* **Document passage**:
Overview
The transcript introduces integration by parts as a key technique for computing indefinite integrals, derived from the product rule for derivatives. It explains the formula, how to choose u and dv, and works through several examples.
From Product Rule to Integration by Parts
- Product rule: derivative of f(x)g(x) is f′(x)g(x) + f(x)g′(x).
- Rewriting as integrals yields an antiderivative identity.
- Rearranged to isolate one integral and substitute variables.
Integration by Parts Formula
- Derivation with substitutions: u = f(x), du = f′(x) dx; v = g(x), dv = g′(x) dx.
- Final formula: ∫ u dv = uv − ∫ v du.
- Constants of integration can be omitted mid-derivation when both sides have indefinite integrals.
Choosing u and dv: Guidelines
- Pick u so du is computable and preferably simpler than u.
- Everything not chosen as u becomes dv automatically.
- You must be able to find v as an antiderivative of dv.
- Prefer v no more complicated than dv after integration.
Example A: ∫ x e^x dx
- Choice: u = x ⇒ du = 1 dx; dv = e^x dx ⇒ v = e^x.

* **Problems to solve**:
[1] Return the passage of the integration by parts notes from "Choosing u and" up to and including "dx ⇒ v = e^x.".
[2] What final formula for integration by parts do the integration by parts notes give?
The rows that come next are separate material, apart from the integration by parts notes.

* **Record excerpts**:
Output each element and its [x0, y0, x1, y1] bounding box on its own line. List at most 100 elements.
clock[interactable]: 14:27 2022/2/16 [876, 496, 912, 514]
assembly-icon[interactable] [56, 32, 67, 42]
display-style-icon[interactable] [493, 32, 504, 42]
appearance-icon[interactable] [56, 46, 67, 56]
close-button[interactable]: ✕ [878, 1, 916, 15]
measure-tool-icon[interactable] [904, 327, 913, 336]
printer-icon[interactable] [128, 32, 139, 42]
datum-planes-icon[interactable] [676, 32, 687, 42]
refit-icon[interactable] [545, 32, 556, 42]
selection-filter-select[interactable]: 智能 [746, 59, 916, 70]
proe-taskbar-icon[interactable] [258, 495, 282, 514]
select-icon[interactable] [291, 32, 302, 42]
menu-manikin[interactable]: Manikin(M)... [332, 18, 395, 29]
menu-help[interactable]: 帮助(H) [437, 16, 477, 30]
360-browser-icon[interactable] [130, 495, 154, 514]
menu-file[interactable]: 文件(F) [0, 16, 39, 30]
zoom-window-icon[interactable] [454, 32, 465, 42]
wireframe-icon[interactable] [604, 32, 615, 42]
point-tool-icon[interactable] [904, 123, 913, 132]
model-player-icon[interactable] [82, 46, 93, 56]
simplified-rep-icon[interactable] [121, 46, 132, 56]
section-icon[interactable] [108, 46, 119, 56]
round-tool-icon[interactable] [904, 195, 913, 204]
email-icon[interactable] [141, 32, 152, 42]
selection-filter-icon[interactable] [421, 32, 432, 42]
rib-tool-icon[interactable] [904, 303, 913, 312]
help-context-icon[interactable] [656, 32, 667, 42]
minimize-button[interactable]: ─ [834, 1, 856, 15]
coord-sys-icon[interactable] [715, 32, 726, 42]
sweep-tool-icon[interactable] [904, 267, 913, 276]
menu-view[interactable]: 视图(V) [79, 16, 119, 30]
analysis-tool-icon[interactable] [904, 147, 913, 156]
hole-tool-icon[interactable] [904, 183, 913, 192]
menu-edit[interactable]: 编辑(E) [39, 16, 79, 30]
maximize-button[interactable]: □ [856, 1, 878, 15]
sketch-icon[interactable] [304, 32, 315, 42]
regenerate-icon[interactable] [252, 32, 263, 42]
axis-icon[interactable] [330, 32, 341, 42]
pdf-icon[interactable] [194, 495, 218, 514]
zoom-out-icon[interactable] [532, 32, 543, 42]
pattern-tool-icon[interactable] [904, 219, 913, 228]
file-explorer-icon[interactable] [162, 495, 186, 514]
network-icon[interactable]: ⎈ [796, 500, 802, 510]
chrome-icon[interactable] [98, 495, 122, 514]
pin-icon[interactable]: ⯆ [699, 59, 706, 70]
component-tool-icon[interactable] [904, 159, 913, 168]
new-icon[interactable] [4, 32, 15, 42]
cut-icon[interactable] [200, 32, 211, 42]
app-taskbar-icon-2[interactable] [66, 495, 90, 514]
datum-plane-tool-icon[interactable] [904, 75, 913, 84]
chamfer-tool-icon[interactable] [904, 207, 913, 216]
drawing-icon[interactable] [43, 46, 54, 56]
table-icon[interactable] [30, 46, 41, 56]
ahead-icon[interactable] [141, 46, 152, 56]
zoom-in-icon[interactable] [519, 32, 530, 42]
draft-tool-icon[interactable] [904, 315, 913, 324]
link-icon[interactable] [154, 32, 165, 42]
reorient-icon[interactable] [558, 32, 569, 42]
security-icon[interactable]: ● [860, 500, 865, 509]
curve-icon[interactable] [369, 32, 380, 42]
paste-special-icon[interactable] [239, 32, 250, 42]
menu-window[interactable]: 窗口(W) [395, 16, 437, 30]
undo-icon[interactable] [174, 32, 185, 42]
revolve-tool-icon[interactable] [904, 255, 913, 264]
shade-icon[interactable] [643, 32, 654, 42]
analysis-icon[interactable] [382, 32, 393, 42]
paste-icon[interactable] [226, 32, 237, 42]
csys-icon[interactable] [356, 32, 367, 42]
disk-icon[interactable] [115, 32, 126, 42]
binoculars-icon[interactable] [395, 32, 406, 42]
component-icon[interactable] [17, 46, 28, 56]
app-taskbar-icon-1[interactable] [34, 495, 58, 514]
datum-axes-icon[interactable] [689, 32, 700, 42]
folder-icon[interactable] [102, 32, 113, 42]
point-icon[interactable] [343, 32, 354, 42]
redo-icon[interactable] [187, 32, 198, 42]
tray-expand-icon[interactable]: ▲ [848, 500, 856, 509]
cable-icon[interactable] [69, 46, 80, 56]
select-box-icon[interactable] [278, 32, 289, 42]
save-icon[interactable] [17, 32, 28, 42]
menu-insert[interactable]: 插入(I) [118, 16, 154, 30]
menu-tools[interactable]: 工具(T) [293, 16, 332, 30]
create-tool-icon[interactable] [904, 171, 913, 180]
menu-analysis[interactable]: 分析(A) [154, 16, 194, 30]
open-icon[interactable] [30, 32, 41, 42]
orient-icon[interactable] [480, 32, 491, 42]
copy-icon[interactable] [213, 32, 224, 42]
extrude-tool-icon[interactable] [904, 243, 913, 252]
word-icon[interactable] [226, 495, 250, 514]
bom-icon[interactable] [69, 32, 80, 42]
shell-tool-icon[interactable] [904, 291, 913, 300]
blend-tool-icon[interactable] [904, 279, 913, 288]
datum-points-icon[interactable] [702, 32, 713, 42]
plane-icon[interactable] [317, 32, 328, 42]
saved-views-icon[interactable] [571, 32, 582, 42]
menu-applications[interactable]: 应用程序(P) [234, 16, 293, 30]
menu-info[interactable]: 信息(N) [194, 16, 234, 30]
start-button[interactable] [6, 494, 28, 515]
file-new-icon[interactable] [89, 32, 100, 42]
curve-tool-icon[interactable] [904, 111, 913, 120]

* **The solutions**:
[1]
Choosing u and dv: Guidelines
- Pick u so du is computable and preferably simpler than u.
- Everything not chosen as u becomes dv automatically.
- You must be able to find v as an antiderivative of dv.
- Prefer v no more complicated than dv after integration.
Example A: ∫ x e^x dx
- Choice: u = x ⇒ du = 1 dx; dv = e^x dx ⇒ v = e^x.

[2] ∫ u dv = uv − ∫ v du